▶ DIRECTIONS
Show all lines of the listing that hold the word "page".

▶ MATERIAL FOR THIS EXERCISE
[BEGIN]

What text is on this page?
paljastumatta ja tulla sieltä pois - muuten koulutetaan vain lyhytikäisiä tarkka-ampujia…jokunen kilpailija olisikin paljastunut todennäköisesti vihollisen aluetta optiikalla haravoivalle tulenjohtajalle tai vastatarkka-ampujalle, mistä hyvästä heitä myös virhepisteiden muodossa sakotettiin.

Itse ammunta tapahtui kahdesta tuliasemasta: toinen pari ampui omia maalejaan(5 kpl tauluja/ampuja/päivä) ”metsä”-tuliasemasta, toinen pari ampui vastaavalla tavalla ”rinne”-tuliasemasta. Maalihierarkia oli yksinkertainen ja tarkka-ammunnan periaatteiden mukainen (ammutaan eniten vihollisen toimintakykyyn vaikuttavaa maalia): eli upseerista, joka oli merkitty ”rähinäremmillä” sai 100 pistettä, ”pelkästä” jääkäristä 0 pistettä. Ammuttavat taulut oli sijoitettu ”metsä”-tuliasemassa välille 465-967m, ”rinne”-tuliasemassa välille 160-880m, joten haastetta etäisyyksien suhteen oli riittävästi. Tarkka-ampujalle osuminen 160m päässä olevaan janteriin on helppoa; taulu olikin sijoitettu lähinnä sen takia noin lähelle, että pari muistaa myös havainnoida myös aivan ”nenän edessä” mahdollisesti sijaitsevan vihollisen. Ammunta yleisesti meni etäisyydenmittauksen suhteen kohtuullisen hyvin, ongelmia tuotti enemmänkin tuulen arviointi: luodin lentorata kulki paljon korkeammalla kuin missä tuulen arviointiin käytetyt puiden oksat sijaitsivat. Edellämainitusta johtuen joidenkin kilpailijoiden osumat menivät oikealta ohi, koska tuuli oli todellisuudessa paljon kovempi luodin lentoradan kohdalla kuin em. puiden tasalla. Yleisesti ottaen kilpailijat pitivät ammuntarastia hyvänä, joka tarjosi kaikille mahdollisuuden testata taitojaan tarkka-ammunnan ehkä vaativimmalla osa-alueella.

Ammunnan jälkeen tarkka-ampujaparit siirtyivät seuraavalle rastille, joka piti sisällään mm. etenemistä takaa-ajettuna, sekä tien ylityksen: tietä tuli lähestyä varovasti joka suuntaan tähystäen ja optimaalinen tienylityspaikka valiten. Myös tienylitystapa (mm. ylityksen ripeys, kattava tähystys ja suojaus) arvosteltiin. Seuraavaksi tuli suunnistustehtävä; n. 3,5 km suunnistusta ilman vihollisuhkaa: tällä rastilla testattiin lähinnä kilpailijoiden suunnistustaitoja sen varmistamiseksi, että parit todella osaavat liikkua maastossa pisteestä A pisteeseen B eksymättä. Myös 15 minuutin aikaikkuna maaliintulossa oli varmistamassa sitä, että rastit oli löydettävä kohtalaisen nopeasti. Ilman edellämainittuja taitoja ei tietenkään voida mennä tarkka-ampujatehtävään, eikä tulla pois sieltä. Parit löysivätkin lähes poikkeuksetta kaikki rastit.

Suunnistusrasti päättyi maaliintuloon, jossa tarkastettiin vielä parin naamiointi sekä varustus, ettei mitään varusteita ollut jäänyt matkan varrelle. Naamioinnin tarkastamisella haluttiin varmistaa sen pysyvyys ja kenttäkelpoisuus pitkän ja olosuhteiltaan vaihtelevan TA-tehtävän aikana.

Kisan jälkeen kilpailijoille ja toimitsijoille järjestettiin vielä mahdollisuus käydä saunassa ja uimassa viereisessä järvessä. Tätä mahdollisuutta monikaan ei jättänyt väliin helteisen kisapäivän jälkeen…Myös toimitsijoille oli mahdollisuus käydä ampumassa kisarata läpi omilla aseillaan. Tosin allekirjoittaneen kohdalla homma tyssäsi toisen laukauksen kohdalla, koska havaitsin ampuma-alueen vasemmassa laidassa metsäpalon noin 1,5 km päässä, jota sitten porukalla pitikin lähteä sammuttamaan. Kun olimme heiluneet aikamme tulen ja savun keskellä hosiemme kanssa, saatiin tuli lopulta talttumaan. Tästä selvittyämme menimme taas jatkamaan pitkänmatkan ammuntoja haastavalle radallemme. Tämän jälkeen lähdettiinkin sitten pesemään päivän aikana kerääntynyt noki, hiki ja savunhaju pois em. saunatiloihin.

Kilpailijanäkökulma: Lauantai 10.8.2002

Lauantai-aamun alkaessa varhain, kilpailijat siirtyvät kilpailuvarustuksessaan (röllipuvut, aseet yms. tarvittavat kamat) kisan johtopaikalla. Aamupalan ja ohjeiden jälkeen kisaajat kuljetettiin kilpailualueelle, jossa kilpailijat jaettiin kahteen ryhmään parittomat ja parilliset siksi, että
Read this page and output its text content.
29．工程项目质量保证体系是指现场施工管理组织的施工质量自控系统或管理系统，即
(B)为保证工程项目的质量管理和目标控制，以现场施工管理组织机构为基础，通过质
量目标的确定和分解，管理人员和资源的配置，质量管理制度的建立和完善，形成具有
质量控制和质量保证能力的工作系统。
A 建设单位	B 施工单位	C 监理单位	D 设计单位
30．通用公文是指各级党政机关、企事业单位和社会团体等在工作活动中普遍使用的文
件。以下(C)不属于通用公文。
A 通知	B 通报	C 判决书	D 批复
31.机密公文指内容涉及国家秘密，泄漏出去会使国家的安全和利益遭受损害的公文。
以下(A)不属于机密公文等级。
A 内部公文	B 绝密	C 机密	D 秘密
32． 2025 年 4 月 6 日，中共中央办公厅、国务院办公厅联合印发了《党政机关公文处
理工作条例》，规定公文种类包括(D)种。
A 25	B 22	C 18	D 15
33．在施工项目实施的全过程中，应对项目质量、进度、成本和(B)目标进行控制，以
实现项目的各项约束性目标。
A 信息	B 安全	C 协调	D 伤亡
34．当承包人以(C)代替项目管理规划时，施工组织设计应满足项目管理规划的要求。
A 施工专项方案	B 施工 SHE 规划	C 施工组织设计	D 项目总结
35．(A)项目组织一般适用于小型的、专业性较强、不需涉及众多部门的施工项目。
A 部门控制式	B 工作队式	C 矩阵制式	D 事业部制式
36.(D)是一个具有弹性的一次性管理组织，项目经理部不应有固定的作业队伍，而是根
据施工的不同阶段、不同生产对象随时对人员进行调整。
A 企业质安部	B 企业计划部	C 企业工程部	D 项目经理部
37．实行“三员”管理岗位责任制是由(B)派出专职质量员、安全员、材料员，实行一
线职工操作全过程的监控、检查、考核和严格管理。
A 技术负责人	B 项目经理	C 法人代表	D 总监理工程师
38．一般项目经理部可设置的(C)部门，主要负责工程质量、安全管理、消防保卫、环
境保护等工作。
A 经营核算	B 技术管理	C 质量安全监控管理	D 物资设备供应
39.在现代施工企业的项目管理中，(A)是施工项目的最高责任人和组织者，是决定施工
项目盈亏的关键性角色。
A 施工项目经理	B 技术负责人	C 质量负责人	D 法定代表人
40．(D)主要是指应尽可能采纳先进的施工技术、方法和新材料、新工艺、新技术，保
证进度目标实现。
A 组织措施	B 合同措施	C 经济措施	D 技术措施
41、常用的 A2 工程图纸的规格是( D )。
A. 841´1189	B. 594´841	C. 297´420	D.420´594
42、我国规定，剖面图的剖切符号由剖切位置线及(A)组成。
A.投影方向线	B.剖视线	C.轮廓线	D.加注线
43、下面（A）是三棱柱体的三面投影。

[END]

▶ WRITTEN ANSWER
What text is on this page?
Read this page and output its text content.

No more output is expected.